------ Recorded information

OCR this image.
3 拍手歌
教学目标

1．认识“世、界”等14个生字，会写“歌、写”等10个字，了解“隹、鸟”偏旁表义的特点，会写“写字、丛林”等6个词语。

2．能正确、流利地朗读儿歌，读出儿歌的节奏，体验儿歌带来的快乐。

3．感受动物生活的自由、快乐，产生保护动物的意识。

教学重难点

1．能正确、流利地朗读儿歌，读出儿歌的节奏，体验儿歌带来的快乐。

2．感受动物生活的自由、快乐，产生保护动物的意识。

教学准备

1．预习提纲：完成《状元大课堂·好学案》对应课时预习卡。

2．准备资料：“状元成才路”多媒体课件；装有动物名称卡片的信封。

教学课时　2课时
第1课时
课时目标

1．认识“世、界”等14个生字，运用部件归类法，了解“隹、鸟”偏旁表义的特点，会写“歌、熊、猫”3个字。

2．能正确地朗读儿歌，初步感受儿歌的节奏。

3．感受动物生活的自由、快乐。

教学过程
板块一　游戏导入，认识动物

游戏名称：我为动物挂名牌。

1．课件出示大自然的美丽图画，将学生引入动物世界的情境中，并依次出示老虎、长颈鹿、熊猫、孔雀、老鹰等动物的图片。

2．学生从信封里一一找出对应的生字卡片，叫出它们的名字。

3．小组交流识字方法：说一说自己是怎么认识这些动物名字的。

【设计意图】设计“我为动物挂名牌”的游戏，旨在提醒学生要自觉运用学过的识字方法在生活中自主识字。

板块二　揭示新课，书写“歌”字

------------

### What is required
Copy out each line above, character for character.

### The solution
OCR this image.
3 拍手歌
教学目标

1．认识“世、界”等14个生字，会写“歌、写”等10个字，了解“隹、鸟”偏旁表义的特点，会写“写字、丛林”等6个词语。

2．能正确、流利地朗读儿歌，读出儿歌的节奏，体验儿歌带来的快乐。

3．感受动物生活的自由、快乐，产生保护动物的意识。

教学重难点

1．能正确、流利地朗读儿歌，读出儿歌的节奏，体验儿歌带来的快乐。

2．感受动物生活的自由、快乐，产生保护动物的意识。

教学准备

1．预习提纲：完成《状元大课堂·好学案》对应课时预习卡。

2．准备资料：“状元成才路”多媒体课件；装有动物名称卡片的信封。

教学课时　2课时
第1课时
课时目标

1．认识“世、界”等14个生字，运用部件归类法，了解“隹、鸟”偏旁表义的特点，会写“歌、熊、猫”3个字。

2．能正确地朗读儿歌，初步感受儿歌的节奏。

3．感受动物生活的自由、快乐。

教学过程
板块一　游戏导入，认识动物

游戏名称：我为动物挂名牌。

1．课件出示大自然的美丽图画，将学生引入动物世界的情境中，并依次出示老虎、长颈鹿、熊猫、孔雀、老鹰等动物的图片。

2．学生从信封里一一找出对应的生字卡片，叫出它们的名字。

3．小组交流识字方法：说一说自己是怎么认识这些动物名字的。

【设计意图】设计“我为动物挂名牌”的游戏，旨在提醒学生要自觉运用学过的识字方法在生活中自主识字。

板块二　揭示新课，书写“歌”字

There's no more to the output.